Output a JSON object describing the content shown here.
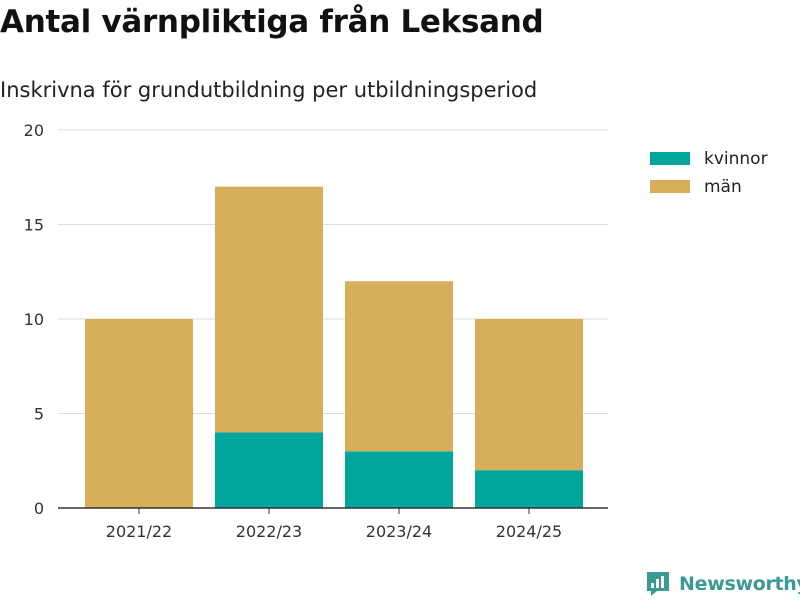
{
  "header": {
    "title": "Antal värnpliktiga från Leksand",
    "subtitle": "Inskrivna för grundutbildning per utbildningsperiod"
  },
  "chart_data": {
    "type": "bar",
    "stacked": true,
    "categories": [
      "2021/22",
      "2022/23",
      "2023/24",
      "2024/25"
    ],
    "series": [
      {
        "name": "kvinnor",
        "values": [
          0,
          4,
          3,
          2
        ],
        "color": "#00a59b"
      },
      {
        "name": "män",
        "values": [
          10,
          13,
          9,
          8
        ],
        "color": "#d9ae5b"
      }
    ],
    "ylim": [
      0,
      20
    ],
    "yticks": [
      0,
      5,
      10,
      15,
      20
    ],
    "grid": true,
    "legend": "top-right",
    "xlabel": "",
    "ylabel": ""
  },
  "brand": {
    "name": "Newsworthy",
    "icon": "newsworthy-logo-icon",
    "color": "#3a9a94"
  }
}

■ ■ ■ ■

◆ REQUIREMENTS ◆
Return the number of lines that include the word "name", and nothing else.

◆ RESPONSE FOR THIS EXERCISE ◆
3